_Written request:_
Using the records provided below, locate and copy each line that contains the word "drives".

Stored data entries:

-- begin --

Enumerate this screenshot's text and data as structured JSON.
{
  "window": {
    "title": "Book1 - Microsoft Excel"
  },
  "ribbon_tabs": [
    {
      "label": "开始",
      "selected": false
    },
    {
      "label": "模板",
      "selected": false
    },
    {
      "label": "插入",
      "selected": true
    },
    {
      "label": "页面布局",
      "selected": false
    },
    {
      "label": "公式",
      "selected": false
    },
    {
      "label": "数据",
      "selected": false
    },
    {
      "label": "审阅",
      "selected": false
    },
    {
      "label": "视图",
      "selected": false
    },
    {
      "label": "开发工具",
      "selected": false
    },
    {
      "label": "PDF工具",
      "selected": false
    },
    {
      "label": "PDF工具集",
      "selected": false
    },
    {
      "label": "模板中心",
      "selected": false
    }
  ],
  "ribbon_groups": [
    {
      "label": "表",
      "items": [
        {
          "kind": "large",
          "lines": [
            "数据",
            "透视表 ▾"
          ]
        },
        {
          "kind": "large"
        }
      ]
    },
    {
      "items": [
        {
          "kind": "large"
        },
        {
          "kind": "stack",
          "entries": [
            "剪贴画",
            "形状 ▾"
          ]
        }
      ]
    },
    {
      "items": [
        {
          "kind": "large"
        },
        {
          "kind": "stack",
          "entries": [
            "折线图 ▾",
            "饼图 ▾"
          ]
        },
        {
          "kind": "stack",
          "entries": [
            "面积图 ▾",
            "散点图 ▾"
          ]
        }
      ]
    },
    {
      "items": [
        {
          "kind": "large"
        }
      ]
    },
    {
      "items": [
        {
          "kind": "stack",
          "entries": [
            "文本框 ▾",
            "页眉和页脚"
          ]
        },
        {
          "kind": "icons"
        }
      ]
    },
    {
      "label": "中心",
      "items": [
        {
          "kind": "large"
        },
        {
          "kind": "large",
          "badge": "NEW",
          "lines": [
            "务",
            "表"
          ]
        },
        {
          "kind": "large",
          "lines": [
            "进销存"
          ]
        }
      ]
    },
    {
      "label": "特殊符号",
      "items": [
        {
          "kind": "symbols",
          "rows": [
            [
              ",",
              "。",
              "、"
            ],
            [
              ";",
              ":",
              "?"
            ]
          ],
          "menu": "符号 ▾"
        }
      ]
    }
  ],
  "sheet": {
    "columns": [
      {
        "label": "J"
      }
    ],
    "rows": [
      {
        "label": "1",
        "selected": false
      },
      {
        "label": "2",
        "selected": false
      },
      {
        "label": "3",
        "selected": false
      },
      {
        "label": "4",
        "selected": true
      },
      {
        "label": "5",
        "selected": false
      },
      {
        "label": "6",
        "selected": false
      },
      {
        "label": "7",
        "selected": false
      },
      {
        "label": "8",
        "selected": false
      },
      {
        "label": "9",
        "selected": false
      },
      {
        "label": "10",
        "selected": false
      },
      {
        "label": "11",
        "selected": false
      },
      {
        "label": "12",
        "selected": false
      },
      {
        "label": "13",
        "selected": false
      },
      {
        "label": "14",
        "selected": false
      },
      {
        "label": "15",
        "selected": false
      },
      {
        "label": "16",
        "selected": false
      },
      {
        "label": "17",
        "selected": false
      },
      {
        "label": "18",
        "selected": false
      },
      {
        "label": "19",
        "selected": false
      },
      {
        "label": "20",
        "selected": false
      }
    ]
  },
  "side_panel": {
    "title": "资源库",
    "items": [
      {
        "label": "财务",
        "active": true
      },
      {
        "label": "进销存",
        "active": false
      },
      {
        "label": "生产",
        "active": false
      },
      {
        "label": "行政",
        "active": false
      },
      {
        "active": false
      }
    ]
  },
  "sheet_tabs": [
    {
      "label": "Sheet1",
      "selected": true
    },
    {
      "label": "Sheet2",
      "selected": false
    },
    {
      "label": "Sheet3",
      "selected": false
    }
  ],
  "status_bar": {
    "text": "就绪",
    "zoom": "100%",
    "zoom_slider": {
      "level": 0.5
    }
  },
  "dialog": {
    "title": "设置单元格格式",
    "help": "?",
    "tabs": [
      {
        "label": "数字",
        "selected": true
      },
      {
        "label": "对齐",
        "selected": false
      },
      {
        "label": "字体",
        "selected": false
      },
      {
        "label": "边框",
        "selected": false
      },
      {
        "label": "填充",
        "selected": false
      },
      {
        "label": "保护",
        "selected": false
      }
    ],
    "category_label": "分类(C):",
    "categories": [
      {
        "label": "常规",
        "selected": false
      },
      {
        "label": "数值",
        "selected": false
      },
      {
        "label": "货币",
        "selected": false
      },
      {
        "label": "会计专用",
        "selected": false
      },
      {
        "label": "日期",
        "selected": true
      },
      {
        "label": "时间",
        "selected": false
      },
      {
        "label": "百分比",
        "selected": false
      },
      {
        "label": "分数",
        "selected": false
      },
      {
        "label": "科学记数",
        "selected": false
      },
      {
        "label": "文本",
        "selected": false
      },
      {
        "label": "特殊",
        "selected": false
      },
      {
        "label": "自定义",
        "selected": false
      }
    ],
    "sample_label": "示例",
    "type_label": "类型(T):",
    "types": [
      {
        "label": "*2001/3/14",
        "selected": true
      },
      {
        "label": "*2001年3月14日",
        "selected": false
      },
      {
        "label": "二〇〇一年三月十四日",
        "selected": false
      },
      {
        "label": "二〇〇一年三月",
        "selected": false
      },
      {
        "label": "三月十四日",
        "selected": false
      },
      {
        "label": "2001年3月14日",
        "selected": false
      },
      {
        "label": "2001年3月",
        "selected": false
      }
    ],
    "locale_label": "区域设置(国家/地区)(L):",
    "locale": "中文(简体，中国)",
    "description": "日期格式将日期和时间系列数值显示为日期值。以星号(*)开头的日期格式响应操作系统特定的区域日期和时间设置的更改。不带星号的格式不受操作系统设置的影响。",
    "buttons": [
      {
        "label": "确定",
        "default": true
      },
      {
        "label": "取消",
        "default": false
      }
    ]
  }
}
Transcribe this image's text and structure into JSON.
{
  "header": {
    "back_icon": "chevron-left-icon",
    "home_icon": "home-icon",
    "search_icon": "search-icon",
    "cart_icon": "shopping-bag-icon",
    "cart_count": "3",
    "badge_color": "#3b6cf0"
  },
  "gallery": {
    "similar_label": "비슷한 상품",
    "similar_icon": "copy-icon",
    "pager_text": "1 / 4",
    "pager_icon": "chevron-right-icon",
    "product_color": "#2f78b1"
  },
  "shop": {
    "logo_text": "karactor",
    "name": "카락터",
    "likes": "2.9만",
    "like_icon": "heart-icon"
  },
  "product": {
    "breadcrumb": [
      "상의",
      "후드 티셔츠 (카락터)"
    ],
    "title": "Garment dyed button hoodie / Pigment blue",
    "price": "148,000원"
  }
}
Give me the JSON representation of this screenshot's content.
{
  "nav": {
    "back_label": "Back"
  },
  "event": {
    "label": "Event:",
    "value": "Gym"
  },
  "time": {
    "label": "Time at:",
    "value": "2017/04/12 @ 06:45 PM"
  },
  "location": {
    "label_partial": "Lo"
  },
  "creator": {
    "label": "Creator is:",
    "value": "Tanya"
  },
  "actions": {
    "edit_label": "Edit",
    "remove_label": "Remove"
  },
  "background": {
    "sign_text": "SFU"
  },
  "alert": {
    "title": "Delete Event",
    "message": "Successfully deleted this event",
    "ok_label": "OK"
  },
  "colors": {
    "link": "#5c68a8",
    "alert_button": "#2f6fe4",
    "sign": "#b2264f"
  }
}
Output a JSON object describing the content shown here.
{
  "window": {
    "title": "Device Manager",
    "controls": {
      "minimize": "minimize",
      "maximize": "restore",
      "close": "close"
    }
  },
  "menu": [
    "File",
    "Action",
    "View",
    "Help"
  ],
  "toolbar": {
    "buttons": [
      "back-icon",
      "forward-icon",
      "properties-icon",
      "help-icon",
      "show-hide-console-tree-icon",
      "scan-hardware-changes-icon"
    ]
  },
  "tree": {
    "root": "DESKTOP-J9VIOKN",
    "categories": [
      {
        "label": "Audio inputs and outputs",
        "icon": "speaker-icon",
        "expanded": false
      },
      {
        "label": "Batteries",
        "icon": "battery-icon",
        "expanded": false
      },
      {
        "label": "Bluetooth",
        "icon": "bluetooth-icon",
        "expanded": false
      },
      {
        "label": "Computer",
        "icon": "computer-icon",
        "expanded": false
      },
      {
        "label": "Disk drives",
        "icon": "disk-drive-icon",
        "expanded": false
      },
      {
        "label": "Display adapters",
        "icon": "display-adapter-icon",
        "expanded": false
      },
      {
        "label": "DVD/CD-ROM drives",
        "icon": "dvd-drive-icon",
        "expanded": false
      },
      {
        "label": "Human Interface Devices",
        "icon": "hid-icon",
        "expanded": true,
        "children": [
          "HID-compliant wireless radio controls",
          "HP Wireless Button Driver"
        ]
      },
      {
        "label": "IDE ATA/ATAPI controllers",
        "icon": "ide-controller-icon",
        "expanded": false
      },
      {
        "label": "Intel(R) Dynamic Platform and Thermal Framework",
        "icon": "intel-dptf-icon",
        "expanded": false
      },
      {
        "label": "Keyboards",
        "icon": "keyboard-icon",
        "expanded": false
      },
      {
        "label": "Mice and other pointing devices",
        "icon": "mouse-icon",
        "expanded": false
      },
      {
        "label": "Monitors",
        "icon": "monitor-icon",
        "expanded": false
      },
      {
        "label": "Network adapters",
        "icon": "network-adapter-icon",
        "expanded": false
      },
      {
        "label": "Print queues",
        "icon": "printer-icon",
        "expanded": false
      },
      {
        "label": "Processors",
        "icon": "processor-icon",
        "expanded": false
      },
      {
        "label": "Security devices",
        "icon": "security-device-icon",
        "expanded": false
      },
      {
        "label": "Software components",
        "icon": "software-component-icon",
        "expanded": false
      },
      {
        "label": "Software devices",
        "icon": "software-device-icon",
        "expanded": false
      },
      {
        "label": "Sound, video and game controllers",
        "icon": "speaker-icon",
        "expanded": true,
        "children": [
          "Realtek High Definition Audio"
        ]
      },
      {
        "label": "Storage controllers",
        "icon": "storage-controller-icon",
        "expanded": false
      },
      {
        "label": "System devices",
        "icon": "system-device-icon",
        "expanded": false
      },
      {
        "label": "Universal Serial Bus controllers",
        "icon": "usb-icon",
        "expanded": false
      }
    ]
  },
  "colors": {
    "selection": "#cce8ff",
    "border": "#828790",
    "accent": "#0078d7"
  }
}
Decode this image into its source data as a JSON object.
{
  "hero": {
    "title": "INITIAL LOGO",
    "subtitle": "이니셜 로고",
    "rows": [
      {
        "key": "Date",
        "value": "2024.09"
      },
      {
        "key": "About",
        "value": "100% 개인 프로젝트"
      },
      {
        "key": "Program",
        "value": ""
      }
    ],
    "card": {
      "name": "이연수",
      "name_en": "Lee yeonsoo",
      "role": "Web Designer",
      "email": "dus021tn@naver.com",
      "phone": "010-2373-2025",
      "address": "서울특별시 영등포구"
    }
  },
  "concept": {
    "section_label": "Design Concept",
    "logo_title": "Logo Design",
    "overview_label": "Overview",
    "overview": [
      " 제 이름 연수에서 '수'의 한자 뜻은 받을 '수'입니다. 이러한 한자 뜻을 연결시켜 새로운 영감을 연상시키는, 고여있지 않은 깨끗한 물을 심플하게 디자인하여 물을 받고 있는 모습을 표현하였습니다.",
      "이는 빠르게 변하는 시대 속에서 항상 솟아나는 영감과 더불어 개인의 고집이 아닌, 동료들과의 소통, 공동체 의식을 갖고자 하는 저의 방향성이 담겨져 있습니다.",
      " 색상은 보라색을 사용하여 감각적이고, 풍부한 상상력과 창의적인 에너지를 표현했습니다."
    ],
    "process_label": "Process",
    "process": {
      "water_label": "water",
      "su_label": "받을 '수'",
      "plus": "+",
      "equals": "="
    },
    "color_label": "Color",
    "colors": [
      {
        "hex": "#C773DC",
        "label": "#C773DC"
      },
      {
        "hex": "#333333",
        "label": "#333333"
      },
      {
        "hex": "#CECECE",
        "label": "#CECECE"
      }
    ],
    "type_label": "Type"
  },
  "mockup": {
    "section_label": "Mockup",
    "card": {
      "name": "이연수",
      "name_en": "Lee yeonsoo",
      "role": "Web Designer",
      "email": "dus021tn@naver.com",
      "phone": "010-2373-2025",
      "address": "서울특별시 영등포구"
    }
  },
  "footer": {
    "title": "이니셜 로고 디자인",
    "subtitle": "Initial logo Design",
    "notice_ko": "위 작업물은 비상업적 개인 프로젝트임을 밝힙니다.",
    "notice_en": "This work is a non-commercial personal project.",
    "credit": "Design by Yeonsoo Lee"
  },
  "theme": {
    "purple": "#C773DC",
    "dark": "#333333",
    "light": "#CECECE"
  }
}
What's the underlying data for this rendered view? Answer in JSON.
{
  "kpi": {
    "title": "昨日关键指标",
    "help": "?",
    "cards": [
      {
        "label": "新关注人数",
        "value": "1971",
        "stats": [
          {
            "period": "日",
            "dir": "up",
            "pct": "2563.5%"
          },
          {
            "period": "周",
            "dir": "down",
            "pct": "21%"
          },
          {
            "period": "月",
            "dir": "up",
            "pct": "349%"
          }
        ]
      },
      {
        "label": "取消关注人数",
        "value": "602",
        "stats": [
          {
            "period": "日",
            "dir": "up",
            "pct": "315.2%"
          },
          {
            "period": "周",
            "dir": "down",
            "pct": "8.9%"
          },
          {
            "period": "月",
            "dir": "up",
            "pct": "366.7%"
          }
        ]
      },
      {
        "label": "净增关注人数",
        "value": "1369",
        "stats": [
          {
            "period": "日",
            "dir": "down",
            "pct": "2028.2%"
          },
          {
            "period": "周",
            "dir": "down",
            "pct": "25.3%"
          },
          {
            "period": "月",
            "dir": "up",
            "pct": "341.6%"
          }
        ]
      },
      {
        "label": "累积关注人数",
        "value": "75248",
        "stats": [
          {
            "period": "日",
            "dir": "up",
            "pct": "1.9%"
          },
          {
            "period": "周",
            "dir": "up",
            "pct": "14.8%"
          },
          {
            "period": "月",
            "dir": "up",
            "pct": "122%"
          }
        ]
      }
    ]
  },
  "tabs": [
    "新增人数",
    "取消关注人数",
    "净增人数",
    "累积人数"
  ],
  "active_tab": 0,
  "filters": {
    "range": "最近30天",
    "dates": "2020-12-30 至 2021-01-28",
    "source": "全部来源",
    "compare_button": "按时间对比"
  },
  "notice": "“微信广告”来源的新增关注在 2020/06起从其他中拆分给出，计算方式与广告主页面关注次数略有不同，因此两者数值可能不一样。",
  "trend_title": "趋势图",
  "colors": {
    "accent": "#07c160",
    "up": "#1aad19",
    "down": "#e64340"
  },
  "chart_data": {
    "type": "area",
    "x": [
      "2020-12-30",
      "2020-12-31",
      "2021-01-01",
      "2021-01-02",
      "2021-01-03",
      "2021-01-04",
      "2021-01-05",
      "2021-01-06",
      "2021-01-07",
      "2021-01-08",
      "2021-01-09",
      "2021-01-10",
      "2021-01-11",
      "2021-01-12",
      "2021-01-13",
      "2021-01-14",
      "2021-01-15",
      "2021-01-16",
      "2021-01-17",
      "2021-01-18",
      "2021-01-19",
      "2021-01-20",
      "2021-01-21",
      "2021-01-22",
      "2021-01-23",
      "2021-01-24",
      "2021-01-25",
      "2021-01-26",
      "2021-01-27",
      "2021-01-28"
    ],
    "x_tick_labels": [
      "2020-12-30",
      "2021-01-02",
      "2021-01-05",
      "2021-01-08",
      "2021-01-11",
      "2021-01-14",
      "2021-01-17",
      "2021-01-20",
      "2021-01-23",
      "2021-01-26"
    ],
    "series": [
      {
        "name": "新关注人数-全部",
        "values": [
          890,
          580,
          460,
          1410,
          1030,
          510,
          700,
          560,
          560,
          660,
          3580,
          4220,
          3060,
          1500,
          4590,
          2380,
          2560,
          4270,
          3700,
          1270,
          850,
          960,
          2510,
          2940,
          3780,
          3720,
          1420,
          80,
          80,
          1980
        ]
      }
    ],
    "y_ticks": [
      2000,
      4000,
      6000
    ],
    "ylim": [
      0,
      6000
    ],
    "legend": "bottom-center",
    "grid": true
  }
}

-- end --

_The answer:_
        "label": "Disk drives",
        "label": "DVD/CD-ROM drives",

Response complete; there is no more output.